Every line containing the word "puis" needs to be found and copied.

SUPPLIED RECORDS |
* * * *

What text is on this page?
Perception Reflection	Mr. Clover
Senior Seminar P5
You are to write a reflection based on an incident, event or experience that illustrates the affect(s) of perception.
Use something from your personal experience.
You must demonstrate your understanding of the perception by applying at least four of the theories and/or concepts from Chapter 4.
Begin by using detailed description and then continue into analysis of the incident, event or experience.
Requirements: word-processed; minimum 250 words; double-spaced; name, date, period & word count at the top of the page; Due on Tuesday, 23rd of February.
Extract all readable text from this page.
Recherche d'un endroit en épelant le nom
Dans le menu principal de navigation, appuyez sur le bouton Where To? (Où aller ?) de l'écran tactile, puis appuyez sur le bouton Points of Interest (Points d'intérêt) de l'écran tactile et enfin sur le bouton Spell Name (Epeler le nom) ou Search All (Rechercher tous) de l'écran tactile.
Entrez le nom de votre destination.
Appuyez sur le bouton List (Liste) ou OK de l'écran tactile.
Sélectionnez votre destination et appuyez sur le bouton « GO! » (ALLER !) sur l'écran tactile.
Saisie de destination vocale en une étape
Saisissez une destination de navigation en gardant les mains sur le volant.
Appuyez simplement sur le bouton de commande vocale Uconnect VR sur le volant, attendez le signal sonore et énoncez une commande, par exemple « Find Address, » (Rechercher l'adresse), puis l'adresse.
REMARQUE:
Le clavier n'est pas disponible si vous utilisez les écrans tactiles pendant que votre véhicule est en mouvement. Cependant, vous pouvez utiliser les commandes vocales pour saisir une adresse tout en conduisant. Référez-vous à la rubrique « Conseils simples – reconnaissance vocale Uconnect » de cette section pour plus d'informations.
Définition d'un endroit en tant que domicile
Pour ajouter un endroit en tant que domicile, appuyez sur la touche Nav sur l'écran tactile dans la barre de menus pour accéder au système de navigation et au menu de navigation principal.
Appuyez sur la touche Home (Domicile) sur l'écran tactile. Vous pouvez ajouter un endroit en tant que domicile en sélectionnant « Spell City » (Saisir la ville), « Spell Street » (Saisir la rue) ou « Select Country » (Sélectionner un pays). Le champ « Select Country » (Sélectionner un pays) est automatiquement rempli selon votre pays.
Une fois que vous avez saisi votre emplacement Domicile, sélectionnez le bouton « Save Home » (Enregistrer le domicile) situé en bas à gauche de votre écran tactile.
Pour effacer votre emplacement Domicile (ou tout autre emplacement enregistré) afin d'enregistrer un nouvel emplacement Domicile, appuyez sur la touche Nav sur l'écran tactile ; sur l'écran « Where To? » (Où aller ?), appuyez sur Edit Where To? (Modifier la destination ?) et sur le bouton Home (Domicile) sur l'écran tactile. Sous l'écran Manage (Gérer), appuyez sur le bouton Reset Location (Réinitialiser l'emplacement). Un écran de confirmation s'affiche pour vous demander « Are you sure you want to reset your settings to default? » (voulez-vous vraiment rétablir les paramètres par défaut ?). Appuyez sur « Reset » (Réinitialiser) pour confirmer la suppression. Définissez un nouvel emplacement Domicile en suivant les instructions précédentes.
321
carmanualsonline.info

* * * *

WRITTEN SOLUTION |
Dans le menu principal de navigation, appuyez sur le bouton Where To? (Où aller ?) de l'écran tactile, puis appuyez sur le bouton Points of Interest (Points d'intérêt) de l'écran tactile et enfin sur le bouton Spell Name (Epeler le nom) ou Search All (Rechercher tous) de l'écran tactile.
Appuyez simplement sur le bouton de commande vocale Uconnect VR sur le volant, attendez le signal sonore et énoncez une commande, par exemple « Find Address, » (Rechercher l'adresse), puis l'adresse.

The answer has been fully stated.